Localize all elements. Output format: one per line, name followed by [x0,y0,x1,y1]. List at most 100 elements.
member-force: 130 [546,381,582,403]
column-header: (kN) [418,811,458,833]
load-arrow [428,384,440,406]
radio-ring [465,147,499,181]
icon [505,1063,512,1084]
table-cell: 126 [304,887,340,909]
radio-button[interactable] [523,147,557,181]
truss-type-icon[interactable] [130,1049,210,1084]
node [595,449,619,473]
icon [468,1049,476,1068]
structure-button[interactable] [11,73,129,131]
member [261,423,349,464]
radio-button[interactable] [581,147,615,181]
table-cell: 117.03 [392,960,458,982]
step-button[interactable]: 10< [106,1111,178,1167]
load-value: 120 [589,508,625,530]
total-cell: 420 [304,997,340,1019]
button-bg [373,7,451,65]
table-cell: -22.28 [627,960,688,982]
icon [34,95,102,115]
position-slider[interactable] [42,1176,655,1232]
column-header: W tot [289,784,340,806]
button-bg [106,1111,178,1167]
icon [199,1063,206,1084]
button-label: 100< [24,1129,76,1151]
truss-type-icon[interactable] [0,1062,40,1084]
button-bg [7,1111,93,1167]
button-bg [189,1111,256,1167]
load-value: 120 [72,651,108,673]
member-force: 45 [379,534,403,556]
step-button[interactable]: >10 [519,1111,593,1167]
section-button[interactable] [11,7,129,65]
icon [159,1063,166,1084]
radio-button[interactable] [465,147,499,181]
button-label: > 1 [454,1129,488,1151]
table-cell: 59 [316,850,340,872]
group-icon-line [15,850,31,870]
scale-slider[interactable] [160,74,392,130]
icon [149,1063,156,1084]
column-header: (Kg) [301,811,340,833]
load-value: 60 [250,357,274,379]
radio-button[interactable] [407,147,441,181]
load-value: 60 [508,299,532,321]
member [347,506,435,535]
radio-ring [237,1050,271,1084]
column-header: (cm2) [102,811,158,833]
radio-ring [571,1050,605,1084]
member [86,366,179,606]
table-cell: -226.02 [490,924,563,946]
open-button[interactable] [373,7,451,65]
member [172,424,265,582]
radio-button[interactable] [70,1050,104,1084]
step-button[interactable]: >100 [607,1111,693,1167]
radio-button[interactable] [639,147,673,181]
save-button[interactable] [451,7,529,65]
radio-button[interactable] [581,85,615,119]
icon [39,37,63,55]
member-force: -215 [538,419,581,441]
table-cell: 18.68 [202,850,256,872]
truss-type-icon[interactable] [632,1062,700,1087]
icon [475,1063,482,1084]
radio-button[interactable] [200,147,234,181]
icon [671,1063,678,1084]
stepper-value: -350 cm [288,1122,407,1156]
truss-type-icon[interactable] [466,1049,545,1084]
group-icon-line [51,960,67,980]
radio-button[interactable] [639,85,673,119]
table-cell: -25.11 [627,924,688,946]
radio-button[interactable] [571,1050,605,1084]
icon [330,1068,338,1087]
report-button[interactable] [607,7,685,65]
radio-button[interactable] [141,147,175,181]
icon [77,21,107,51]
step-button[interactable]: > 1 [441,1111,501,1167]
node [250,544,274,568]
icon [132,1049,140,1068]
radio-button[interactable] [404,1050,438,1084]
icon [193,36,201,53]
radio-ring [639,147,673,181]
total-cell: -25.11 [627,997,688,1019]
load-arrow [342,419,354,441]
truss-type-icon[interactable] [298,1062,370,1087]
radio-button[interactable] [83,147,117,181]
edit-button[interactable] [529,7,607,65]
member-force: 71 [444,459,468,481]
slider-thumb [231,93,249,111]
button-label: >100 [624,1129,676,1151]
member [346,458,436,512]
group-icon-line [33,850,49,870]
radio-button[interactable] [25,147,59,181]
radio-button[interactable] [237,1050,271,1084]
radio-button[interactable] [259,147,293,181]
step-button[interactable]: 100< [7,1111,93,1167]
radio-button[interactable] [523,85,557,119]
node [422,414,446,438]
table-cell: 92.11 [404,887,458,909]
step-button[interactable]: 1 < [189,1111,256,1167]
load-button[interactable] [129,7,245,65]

────

*Exercise directions:* Repeat all of the data above line for line, with nothing changed.

*Written response:*
Localize all elements. Output format: one per line, name followed by [x0,y0,x1,y1]. List at most 100 elements.
member-force: 130 [546,381,582,403]
column-header: (kN) [418,811,458,833]
load-arrow [428,384,440,406]
radio-ring [465,147,499,181]
icon [505,1063,512,1084]
table-cell: 126 [304,887,340,909]
radio-button[interactable] [523,147,557,181]
truss-type-icon[interactable] [130,1049,210,1084]
node [595,449,619,473]
icon [468,1049,476,1068]
structure-button[interactable] [11,73,129,131]
member [261,423,349,464]
radio-button[interactable] [581,147,615,181]
table-cell: 117.03 [392,960,458,982]
step-button[interactable]: 10< [106,1111,178,1167]
load-value: 120 [589,508,625,530]
total-cell: 420 [304,997,340,1019]
button-bg [373,7,451,65]
table-cell: -22.28 [627,960,688,982]
icon [34,95,102,115]
position-slider[interactable] [42,1176,655,1232]
column-header: W tot [289,784,340,806]
button-bg [106,1111,178,1167]
icon [199,1063,206,1084]
button-label: 100< [24,1129,76,1151]
truss-type-icon[interactable] [0,1062,40,1084]
button-bg [7,1111,93,1167]
button-bg [189,1111,256,1167]
load-value: 120 [72,651,108,673]
member-force: 45 [379,534,403,556]
step-button[interactable]: >10 [519,1111,593,1167]
section-button[interactable] [11,7,129,65]
icon [159,1063,166,1084]
radio-button[interactable] [465,147,499,181]
button-label: > 1 [454,1129,488,1151]
table-cell: 59 [316,850,340,872]
group-icon-line [15,850,31,870]
scale-slider[interactable] [160,74,392,130]
icon [149,1063,156,1084]
column-header: (Kg) [301,811,340,833]
load-value: 60 [250,357,274,379]
radio-button[interactable] [407,147,441,181]
load-value: 60 [508,299,532,321]
member [347,506,435,535]
radio-ring [237,1050,271,1084]
column-header: (cm2) [102,811,158,833]
radio-ring [571,1050,605,1084]
member [86,366,179,606]
table-cell: -226.02 [490,924,563,946]
open-button[interactable] [373,7,451,65]
member [172,424,265,582]
radio-button[interactable] [70,1050,104,1084]
step-button[interactable]: >100 [607,1111,693,1167]
radio-button[interactable] [639,147,673,181]
save-button[interactable] [451,7,529,65]
radio-button[interactable] [581,85,615,119]
icon [39,37,63,55]
member-force: -215 [538,419,581,441]
table-cell: 18.68 [202,850,256,872]
truss-type-icon[interactable] [632,1062,700,1087]
icon [475,1063,482,1084]
radio-button[interactable] [200,147,234,181]
icon [671,1063,678,1084]
stepper-value: -350 cm [288,1122,407,1156]
truss-type-icon[interactable] [466,1049,545,1084]
group-icon-line [51,960,67,980]
radio-button[interactable] [639,85,673,119]
table-cell: -25.11 [627,924,688,946]
radio-button[interactable] [571,1050,605,1084]
icon [330,1068,338,1087]
report-button[interactable] [607,7,685,65]
radio-button[interactable] [141,147,175,181]
icon [77,21,107,51]
step-button[interactable]: > 1 [441,1111,501,1167]
node [250,544,274,568]
icon [132,1049,140,1068]
radio-button[interactable] [404,1050,438,1084]
icon [193,36,201,53]
radio-ring [639,147,673,181]
total-cell: -25.11 [627,997,688,1019]
load-arrow [342,419,354,441]
truss-type-icon[interactable] [298,1062,370,1087]
radio-button[interactable] [83,147,117,181]
edit-button[interactable] [529,7,607,65]
member-force: 71 [444,459,468,481]
slider-thumb [231,93,249,111]
button-label: >100 [624,1129,676,1151]
member [346,458,436,512]
group-icon-line [33,850,49,870]
radio-button[interactable] [25,147,59,181]
radio-button[interactable] [237,1050,271,1084]
radio-button[interactable] [259,147,293,181]
step-button[interactable]: 100< [7,1111,93,1167]
radio-button[interactable] [523,85,557,119]
node [422,414,446,438]
table-cell: 92.11 [404,887,458,909]
step-button[interactable]: 1 < [189,1111,256,1167]
load-button[interactable] [129,7,245,65]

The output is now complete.